Determine how many lines include the word "object", then give that number and nothing more.

=== Provided data ===
+++

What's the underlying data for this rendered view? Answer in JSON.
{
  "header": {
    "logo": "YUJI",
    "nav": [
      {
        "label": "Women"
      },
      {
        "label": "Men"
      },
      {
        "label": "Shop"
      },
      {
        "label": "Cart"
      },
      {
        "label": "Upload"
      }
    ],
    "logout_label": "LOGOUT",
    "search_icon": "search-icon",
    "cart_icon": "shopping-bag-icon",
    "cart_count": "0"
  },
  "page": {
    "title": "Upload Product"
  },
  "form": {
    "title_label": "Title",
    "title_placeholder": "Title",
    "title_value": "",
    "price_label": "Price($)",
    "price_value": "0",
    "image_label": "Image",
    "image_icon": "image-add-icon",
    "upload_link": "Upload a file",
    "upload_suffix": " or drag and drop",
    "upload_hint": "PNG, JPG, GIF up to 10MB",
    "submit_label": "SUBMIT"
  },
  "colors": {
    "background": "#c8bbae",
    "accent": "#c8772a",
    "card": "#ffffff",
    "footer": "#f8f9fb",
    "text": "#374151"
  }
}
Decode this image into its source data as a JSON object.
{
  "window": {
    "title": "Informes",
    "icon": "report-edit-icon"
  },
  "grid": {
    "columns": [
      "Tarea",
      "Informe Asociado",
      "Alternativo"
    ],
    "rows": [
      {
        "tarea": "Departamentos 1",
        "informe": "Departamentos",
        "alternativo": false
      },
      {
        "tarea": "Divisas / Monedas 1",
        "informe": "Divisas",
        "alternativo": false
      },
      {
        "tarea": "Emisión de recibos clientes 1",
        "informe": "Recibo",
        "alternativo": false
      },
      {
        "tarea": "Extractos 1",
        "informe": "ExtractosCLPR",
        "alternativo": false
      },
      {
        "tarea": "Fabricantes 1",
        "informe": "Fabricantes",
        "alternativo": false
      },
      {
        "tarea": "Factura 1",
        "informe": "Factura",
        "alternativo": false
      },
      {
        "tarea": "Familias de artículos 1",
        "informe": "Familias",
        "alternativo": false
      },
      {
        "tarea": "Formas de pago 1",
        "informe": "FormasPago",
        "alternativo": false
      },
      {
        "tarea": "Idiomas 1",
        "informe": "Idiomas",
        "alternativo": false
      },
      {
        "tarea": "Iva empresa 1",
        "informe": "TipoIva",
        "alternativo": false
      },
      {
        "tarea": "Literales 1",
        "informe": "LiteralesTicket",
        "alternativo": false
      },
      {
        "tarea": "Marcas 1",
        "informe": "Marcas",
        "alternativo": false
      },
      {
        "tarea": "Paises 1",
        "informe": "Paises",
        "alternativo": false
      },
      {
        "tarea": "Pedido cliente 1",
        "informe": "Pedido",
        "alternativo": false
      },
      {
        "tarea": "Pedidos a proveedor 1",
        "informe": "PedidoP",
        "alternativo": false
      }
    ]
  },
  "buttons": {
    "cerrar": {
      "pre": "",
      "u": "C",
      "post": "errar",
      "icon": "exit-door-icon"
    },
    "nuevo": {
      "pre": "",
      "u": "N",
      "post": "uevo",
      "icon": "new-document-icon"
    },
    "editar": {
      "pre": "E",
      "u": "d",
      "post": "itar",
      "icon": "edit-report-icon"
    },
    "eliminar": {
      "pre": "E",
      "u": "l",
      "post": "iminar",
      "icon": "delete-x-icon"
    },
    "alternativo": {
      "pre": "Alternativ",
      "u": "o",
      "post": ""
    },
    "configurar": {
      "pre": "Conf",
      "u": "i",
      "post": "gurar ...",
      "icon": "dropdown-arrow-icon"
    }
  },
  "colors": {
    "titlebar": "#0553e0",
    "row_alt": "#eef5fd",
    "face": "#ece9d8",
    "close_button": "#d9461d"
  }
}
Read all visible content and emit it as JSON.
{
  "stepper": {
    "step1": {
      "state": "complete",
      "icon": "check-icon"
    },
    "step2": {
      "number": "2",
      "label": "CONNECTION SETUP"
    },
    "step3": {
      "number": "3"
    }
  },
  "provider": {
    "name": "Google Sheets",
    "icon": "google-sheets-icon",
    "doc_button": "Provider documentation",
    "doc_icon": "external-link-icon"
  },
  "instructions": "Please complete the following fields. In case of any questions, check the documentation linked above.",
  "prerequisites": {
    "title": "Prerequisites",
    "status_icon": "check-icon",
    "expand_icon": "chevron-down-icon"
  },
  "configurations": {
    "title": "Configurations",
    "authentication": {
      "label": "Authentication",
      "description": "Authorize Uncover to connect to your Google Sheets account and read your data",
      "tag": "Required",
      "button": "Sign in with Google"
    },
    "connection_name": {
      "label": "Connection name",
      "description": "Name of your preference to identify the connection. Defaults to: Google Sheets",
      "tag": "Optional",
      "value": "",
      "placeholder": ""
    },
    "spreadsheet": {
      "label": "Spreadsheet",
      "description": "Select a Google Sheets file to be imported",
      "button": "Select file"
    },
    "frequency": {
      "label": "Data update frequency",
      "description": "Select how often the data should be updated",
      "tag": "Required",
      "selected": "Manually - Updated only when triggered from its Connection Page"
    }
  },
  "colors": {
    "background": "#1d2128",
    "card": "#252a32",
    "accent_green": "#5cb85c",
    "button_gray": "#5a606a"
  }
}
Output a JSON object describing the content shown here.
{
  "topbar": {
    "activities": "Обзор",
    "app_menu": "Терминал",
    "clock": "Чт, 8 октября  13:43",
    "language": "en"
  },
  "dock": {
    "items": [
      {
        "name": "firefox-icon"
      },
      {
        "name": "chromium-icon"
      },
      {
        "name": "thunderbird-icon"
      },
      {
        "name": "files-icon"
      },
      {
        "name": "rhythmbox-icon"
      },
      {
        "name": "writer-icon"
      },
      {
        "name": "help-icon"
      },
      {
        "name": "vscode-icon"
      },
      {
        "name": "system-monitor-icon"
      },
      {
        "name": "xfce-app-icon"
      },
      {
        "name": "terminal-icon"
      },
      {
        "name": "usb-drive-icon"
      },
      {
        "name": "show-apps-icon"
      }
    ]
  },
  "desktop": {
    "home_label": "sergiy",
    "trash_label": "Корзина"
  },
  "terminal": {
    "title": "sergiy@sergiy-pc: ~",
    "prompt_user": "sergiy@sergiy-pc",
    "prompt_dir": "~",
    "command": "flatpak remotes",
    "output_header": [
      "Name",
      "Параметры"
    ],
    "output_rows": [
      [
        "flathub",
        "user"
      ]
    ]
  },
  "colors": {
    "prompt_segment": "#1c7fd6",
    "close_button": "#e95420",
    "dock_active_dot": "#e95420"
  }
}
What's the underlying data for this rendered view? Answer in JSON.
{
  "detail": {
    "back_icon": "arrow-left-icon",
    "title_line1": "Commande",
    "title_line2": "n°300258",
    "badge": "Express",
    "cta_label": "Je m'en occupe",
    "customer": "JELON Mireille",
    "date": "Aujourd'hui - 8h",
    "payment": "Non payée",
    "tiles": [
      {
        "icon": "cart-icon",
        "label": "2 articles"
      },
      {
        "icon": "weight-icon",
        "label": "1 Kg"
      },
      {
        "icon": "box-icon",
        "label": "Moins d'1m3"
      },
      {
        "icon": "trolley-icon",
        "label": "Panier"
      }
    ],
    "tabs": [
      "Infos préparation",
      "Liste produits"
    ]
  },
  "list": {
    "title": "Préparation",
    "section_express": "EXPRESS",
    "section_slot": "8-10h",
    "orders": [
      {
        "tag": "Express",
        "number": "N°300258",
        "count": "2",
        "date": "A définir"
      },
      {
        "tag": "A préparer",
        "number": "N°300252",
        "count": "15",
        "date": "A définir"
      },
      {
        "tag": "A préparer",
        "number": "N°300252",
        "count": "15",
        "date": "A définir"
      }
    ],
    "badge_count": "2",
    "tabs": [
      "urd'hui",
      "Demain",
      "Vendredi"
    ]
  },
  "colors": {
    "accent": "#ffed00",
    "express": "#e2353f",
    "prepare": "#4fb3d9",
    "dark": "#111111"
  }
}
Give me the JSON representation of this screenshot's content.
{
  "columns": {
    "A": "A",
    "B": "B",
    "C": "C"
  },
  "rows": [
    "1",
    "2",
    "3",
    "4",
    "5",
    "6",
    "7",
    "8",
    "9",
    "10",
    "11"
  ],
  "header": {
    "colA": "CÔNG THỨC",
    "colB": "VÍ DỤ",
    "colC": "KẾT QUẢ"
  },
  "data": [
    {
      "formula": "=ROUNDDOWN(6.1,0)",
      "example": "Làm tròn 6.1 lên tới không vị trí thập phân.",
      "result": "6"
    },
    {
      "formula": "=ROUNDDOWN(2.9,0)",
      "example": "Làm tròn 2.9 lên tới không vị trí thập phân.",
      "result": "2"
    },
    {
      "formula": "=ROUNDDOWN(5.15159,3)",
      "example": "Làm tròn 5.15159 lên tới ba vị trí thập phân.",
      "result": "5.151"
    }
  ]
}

+++

=== Solution for this exercise ===
2